Job: Reproduce all records verbatim.

++++++++

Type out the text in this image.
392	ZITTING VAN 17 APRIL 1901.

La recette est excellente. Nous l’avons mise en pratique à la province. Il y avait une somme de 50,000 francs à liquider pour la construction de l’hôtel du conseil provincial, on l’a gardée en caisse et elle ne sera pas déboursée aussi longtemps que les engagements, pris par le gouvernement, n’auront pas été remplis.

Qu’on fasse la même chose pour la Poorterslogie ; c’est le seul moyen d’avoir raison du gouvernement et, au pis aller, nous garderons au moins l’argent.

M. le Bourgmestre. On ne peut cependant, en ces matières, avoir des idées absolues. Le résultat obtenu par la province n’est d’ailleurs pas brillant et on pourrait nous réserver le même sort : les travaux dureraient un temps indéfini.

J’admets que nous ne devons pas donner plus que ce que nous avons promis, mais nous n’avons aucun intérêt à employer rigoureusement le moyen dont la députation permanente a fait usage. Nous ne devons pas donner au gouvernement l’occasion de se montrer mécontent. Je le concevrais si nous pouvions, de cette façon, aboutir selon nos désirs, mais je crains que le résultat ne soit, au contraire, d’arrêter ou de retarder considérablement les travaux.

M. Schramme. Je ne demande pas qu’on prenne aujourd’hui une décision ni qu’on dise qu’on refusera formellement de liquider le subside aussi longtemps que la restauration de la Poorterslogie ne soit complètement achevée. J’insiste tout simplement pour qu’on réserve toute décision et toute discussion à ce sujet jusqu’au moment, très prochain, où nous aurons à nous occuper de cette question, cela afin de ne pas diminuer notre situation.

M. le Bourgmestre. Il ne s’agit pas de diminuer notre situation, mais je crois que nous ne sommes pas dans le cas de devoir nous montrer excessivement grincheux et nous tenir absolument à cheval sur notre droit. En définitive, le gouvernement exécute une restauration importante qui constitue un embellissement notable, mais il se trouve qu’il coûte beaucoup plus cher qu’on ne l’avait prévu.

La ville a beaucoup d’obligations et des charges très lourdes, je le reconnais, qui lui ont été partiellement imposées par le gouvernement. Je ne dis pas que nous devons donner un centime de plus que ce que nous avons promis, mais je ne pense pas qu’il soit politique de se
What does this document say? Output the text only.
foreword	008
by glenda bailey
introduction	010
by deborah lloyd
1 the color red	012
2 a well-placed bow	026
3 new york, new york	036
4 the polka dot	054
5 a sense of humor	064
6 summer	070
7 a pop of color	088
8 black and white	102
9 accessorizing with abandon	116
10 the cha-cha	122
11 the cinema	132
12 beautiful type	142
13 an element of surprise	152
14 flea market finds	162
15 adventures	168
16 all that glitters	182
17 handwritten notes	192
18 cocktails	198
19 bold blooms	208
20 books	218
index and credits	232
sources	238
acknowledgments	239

++++++++

Complete output:
Type out the text in this image.
392	ZITTING VAN 17 APRIL 1901.

La recette est excellente. Nous l’avons mise en pratique à la province. Il y avait une somme de 50,000 francs à liquider pour la construction de l’hôtel du conseil provincial, on l’a gardée en caisse et elle ne sera pas déboursée aussi longtemps que les engagements, pris par le gouvernement, n’auront pas été remplis.

Qu’on fasse la même chose pour la Poorterslogie ; c’est le seul moyen d’avoir raison du gouvernement et, au pis aller, nous garderons au moins l’argent.

M. le Bourgmestre. On ne peut cependant, en ces matières, avoir des idées absolues. Le résultat obtenu par la province n’est d’ailleurs pas brillant et on pourrait nous réserver le même sort : les travaux dureraient un temps indéfini.

J’admets que nous ne devons pas donner plus que ce que nous avons promis, mais nous n’avons aucun intérêt à employer rigoureusement le moyen dont la députation permanente a fait usage. Nous ne devons pas donner au gouvernement l’occasion de se montrer mécontent. Je le concevrais si nous pouvions, de cette façon, aboutir selon nos désirs, mais je crains que le résultat ne soit, au contraire, d’arrêter ou de retarder considérablement les travaux.

M. Schramme. Je ne demande pas qu’on prenne aujourd’hui une décision ni qu’on dise qu’on refusera formellement de liquider le subside aussi longtemps que la restauration de la Poorterslogie ne soit complètement achevée. J’insiste tout simplement pour qu’on réserve toute décision et toute discussion à ce sujet jusqu’au moment, très prochain, où nous aurons à nous occuper de cette question, cela afin de ne pas diminuer notre situation.

M. le Bourgmestre. Il ne s’agit pas de diminuer notre situation, mais je crois que nous ne sommes pas dans le cas de devoir nous montrer excessivement grincheux et nous tenir absolument à cheval sur notre droit. En définitive, le gouvernement exécute une restauration importante qui constitue un embellissement notable, mais il se trouve qu’il coûte beaucoup plus cher qu’on ne l’avait prévu.

La ville a beaucoup d’obligations et des charges très lourdes, je le reconnais, qui lui ont été partiellement imposées par le gouvernement. Je ne dis pas que nous devons donner un centime de plus que ce que nous avons promis, mais je ne pense pas qu’il soit politique de se
What does this document say? Output the text only.
foreword	008
by glenda bailey
introduction	010
by deborah lloyd
1 the color red	012
2 a well-placed bow	026
3 new york, new york	036
4 the polka dot	054
5 a sense of humor	064
6 summer	070
7 a pop of color	088
8 black and white	102
9 accessorizing with abandon	116
10 the cha-cha	122
11 the cinema	132
12 beautiful type	142
13 an element of surprise	152
14 flea market finds	162
15 adventures	168
16 all that glitters	182
17 handwritten notes	192
18 cocktails	198
19 bold blooms	208
20 books	218
index and credits	232
sources	238
acknowledgments	239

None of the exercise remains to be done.